____ TASK INPUT

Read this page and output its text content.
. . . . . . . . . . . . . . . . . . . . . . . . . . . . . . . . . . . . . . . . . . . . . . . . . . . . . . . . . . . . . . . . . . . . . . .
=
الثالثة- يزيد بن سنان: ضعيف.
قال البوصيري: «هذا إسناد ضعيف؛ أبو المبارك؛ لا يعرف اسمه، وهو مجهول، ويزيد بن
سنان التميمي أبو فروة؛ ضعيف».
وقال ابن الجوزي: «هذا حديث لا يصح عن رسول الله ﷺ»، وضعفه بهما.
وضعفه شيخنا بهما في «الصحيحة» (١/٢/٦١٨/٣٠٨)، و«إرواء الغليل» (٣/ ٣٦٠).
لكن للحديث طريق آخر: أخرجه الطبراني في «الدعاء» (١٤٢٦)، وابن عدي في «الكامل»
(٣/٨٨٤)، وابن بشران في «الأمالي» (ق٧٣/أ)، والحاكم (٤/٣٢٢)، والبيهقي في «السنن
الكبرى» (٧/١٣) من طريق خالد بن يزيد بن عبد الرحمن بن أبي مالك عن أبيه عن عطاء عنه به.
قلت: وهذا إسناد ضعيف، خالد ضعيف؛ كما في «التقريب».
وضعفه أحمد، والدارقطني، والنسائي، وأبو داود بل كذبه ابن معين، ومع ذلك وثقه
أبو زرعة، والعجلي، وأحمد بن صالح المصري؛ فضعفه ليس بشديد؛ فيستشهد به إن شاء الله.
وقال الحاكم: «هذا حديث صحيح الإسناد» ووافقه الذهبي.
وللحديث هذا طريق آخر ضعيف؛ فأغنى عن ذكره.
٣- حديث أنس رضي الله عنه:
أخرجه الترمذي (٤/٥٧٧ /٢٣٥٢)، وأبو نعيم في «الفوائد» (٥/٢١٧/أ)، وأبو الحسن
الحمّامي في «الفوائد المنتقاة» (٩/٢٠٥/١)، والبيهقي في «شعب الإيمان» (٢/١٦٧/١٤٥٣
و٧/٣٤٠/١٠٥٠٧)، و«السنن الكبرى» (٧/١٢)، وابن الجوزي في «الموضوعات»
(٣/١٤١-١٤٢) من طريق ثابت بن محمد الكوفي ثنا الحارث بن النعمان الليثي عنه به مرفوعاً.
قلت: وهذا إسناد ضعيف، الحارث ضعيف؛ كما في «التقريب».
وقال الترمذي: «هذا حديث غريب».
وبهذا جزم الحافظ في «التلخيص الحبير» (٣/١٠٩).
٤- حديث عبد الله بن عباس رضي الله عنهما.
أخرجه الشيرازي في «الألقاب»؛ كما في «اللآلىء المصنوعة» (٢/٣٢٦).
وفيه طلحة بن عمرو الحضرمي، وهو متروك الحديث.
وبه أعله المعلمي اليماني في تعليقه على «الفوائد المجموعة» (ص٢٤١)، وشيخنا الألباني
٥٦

________

Set down all of the records shown above once more, exactly.

Read this page and output its text content.
. . . . . . . . . . . . . . . . . . . . . . . . . . . . . . . . . . . . . . . . . . . . . . . . . . . . . . . . . . . . . . . . . . . . . . .
=
الثالثة- يزيد بن سنان: ضعيف.
قال البوصيري: «هذا إسناد ضعيف؛ أبو المبارك؛ لا يعرف اسمه، وهو مجهول، ويزيد بن
سنان التميمي أبو فروة؛ ضعيف».
وقال ابن الجوزي: «هذا حديث لا يصح عن رسول الله ﷺ»، وضعفه بهما.
وضعفه شيخنا بهما في «الصحيحة» (١/٢/٦١٨/٣٠٨)، و«إرواء الغليل» (٣/ ٣٦٠).
لكن للحديث طريق آخر: أخرجه الطبراني في «الدعاء» (١٤٢٦)، وابن عدي في «الكامل»
(٣/٨٨٤)، وابن بشران في «الأمالي» (ق٧٣/أ)، والحاكم (٤/٣٢٢)، والبيهقي في «السنن
الكبرى» (٧/١٣) من طريق خالد بن يزيد بن عبد الرحمن بن أبي مالك عن أبيه عن عطاء عنه به.
قلت: وهذا إسناد ضعيف، خالد ضعيف؛ كما في «التقريب».
وضعفه أحمد، والدارقطني، والنسائي، وأبو داود بل كذبه ابن معين، ومع ذلك وثقه
أبو زرعة، والعجلي، وأحمد بن صالح المصري؛ فضعفه ليس بشديد؛ فيستشهد به إن شاء الله.
وقال الحاكم: «هذا حديث صحيح الإسناد» ووافقه الذهبي.
وللحديث هذا طريق آخر ضعيف؛ فأغنى عن ذكره.
٣- حديث أنس رضي الله عنه:
أخرجه الترمذي (٤/٥٧٧ /٢٣٥٢)، وأبو نعيم في «الفوائد» (٥/٢١٧/أ)، وأبو الحسن
الحمّامي في «الفوائد المنتقاة» (٩/٢٠٥/١)، والبيهقي في «شعب الإيمان» (٢/١٦٧/١٤٥٣
و٧/٣٤٠/١٠٥٠٧)، و«السنن الكبرى» (٧/١٢)، وابن الجوزي في «الموضوعات»
(٣/١٤١-١٤٢) من طريق ثابت بن محمد الكوفي ثنا الحارث بن النعمان الليثي عنه به مرفوعاً.
قلت: وهذا إسناد ضعيف، الحارث ضعيف؛ كما في «التقريب».
وقال الترمذي: «هذا حديث غريب».
وبهذا جزم الحافظ في «التلخيص الحبير» (٣/١٠٩).
٤- حديث عبد الله بن عباس رضي الله عنهما.
أخرجه الشيرازي في «الألقاب»؛ كما في «اللآلىء المصنوعة» (٢/٣٢٦).
وفيه طلحة بن عمرو الحضرمي، وهو متروك الحديث.
وبه أعله المعلمي اليماني في تعليقه على «الفوائد المجموعة» (ص٢٤١)، وشيخنا الألباني
٥٦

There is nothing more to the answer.